- [SHORT EXERCISE]: Extract, from the records beneath this instruction, each line that contains the word "name".

(Rows from a figure dataset)
— START —

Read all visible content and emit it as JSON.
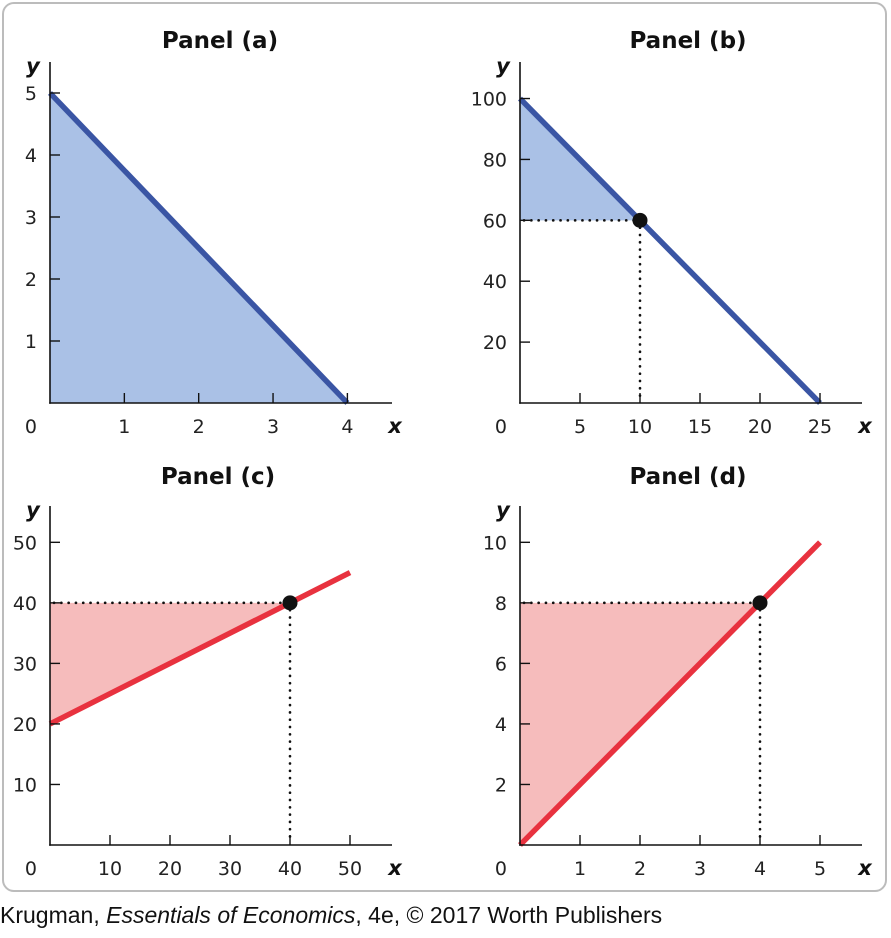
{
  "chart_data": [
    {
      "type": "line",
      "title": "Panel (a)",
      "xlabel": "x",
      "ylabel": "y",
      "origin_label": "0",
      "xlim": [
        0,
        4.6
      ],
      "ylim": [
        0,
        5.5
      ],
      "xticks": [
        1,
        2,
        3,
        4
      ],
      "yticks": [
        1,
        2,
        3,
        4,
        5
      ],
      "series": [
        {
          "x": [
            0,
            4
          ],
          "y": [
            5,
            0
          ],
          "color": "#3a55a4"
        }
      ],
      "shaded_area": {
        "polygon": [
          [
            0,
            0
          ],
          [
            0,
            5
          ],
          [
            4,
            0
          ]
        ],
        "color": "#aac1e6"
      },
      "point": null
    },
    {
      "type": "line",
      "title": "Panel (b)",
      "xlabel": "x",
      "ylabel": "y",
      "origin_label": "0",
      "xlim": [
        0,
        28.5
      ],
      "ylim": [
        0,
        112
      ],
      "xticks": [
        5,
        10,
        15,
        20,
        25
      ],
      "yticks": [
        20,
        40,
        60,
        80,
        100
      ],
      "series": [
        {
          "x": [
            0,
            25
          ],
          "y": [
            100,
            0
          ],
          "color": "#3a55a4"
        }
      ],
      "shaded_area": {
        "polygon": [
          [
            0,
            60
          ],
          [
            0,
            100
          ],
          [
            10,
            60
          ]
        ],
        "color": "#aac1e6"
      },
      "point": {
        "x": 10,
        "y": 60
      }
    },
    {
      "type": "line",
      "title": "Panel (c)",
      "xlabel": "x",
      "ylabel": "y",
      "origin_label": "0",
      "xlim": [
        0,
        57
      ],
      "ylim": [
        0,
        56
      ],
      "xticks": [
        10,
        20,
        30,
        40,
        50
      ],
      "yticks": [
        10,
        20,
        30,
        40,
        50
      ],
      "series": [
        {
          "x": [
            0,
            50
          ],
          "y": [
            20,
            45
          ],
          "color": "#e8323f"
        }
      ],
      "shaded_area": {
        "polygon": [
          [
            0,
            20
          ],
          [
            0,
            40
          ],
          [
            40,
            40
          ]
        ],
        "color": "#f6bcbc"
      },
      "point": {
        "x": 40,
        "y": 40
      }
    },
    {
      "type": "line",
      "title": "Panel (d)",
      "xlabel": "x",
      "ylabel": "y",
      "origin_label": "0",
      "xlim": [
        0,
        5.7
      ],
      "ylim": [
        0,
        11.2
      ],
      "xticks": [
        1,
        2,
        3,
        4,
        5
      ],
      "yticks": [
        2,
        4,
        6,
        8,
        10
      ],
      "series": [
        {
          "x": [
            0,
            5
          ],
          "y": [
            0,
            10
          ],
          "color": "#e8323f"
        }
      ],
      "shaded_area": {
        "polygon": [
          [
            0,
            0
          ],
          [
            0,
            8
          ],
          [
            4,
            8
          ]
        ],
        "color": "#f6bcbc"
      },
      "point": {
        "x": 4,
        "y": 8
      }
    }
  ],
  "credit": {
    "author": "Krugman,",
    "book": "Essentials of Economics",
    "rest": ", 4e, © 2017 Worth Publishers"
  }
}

— END —
— START —

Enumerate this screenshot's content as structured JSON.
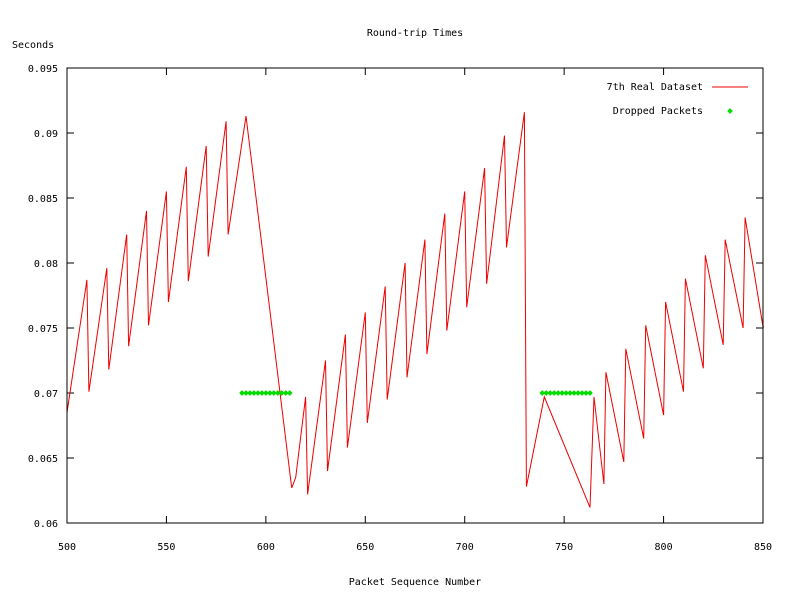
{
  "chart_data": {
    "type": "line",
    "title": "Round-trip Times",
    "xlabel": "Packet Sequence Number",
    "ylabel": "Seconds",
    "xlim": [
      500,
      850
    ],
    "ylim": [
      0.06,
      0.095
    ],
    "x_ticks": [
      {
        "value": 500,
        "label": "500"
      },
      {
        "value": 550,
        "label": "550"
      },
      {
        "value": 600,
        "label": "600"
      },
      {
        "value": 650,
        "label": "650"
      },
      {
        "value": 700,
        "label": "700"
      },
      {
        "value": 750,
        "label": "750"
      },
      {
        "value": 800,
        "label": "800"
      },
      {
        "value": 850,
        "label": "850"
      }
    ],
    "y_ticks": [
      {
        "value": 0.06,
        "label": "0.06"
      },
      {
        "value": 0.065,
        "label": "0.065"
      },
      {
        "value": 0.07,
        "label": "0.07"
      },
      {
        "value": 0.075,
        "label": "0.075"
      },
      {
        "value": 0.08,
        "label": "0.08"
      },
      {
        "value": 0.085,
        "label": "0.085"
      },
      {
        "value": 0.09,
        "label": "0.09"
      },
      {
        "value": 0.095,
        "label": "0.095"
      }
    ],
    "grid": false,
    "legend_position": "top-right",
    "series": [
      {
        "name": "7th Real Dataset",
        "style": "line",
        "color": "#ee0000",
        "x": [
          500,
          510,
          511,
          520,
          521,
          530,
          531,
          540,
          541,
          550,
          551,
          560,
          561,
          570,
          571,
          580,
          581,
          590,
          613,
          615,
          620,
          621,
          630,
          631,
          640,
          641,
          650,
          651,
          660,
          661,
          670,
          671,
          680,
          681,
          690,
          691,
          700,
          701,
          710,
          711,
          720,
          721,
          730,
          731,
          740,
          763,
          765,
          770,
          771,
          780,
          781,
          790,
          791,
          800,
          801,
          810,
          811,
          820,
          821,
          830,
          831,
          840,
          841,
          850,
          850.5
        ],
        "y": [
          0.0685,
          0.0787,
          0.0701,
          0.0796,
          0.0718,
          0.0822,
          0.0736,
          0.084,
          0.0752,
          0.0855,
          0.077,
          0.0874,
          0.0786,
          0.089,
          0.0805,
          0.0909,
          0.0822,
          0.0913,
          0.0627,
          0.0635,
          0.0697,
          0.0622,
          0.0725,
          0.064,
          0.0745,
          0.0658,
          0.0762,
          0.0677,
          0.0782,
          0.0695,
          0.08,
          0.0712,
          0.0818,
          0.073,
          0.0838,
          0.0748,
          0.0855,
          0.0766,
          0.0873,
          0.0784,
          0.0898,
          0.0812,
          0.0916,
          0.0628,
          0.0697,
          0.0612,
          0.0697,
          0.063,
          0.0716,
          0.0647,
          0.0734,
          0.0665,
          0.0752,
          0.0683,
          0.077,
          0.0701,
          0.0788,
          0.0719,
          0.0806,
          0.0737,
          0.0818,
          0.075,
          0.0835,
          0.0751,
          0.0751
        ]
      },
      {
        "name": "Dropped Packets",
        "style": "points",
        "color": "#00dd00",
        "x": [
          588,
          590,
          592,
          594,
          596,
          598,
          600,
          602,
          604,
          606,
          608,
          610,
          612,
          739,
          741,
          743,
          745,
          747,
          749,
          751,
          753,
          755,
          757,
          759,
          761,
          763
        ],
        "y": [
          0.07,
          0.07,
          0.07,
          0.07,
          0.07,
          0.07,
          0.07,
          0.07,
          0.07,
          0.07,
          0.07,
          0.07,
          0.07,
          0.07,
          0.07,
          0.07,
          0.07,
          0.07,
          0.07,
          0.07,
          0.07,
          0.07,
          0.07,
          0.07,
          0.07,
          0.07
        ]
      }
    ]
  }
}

— END —
— START —

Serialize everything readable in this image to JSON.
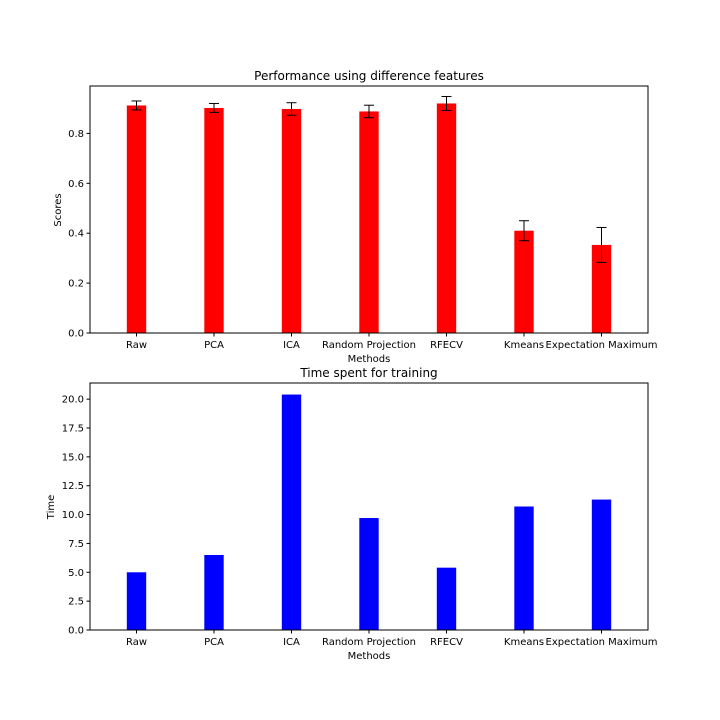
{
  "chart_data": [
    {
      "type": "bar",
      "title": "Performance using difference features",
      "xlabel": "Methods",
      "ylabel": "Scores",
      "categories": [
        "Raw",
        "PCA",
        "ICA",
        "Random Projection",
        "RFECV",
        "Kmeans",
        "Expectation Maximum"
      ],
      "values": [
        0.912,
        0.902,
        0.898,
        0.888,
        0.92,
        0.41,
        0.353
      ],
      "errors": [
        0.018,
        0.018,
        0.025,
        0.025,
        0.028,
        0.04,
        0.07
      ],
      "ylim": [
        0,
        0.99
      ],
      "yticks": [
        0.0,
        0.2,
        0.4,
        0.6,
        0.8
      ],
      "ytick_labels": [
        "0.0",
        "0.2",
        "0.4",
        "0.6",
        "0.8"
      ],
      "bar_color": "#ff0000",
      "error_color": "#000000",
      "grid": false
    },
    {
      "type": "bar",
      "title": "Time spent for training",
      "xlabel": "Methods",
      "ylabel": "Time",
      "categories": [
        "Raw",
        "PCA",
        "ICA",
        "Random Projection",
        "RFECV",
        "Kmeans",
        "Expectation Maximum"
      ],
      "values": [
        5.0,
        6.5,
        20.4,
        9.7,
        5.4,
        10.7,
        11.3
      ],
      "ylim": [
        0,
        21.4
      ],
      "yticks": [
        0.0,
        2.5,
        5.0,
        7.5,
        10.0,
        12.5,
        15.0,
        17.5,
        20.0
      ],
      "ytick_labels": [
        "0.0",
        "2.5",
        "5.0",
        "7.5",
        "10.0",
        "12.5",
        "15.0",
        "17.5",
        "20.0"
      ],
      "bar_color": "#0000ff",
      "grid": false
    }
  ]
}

— END —

- [COMPLETE RESPONSE]:
        "name": "7th Real Dataset",
        "name": "Dropped Packets",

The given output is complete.